>>>>

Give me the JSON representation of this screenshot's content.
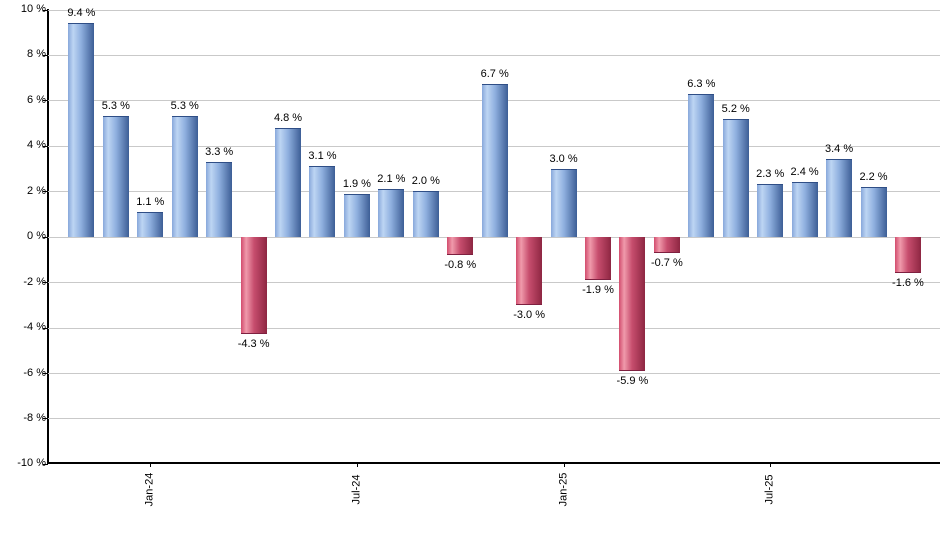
{
  "chart_data": {
    "type": "bar",
    "title": "",
    "unit": "%",
    "values": [
      9.4,
      5.3,
      1.1,
      5.3,
      3.3,
      -4.3,
      4.8,
      3.1,
      1.9,
      2.1,
      2.0,
      -0.8,
      6.7,
      -3.0,
      3.0,
      -1.9,
      -5.9,
      -0.7,
      6.3,
      5.2,
      2.3,
      2.4,
      3.4,
      2.2,
      -1.6
    ],
    "bar_labels": [
      "9.4 %",
      "5.3 %",
      "1.1 %",
      "5.3 %",
      "3.3 %",
      "-4.3 %",
      "4.8 %",
      "3.1 %",
      "1.9 %",
      "2.1 %",
      "2.0 %",
      "-0.8 %",
      "6.7 %",
      "-3.0 %",
      "3.0 %",
      "-1.9 %",
      "-5.9 %",
      "-0.7 %",
      "6.3 %",
      "5.2 %",
      "2.3 %",
      "2.4 %",
      "3.4 %",
      "2.2 %",
      "-1.6 %"
    ],
    "bar_color_rule": "positive bars blue, negative bars red",
    "x_ticks": [
      {
        "label": "Jan-24",
        "bar_index": 2
      },
      {
        "label": "Jul-24",
        "bar_index": 8
      },
      {
        "label": "Jan-25",
        "bar_index": 14
      },
      {
        "label": "Jul-25",
        "bar_index": 20
      }
    ],
    "y_ticks": [
      {
        "value": 10,
        "label": "10 %"
      },
      {
        "value": 8,
        "label": "8 %"
      },
      {
        "value": 6,
        "label": "6 %"
      },
      {
        "value": 4,
        "label": "4 %"
      },
      {
        "value": 2,
        "label": "2 %"
      },
      {
        "value": 0,
        "label": "0 %"
      },
      {
        "value": -2,
        "label": "-2 %"
      },
      {
        "value": -4,
        "label": "-4 %"
      },
      {
        "value": -6,
        "label": "-6 %"
      },
      {
        "value": -8,
        "label": "-8 %"
      },
      {
        "value": -10,
        "label": "-10 %"
      }
    ],
    "ylim": [
      -10,
      10
    ],
    "xlabel": "",
    "ylabel": "",
    "grid": true,
    "legend": "none"
  },
  "style": {
    "background": "#ffffff",
    "grid_color": "#c9c9c9",
    "axis_color": "#000000",
    "text_color": "#000000",
    "positive_bar_gradient": [
      "#88A8DB",
      "#BDD5F3",
      "#8FB0DF",
      "#3D5E96"
    ],
    "positive_bar_cap": "#2F4E86",
    "negative_bar_gradient": [
      "#D24C6D",
      "#F09AAB",
      "#C74E6E",
      "#8E2642"
    ],
    "negative_bar_cap": "#7E2040"
  }
}
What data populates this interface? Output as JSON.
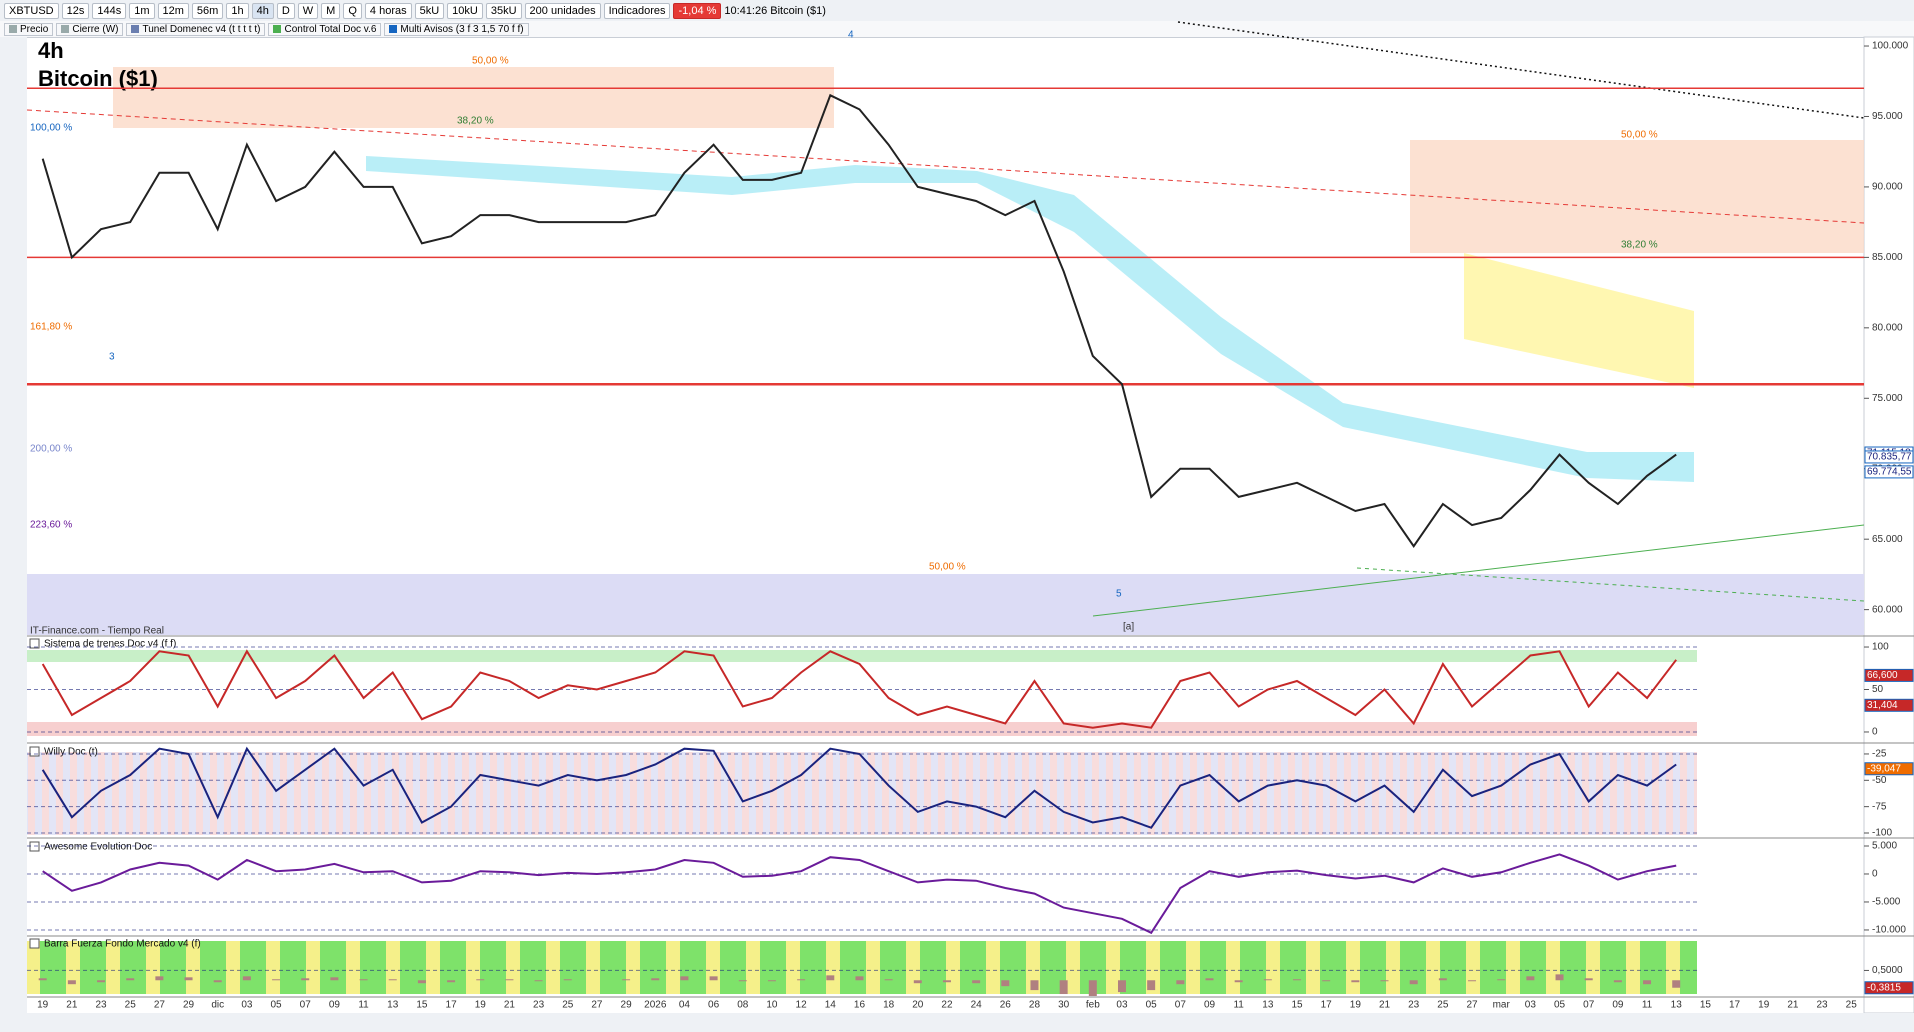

<<<<

Challenge →
From the entries above, pull out each line that includes "this".

Written solution →
Give me the JSON representation of this screenshot's content.
What data populates this interface? Output as JSON.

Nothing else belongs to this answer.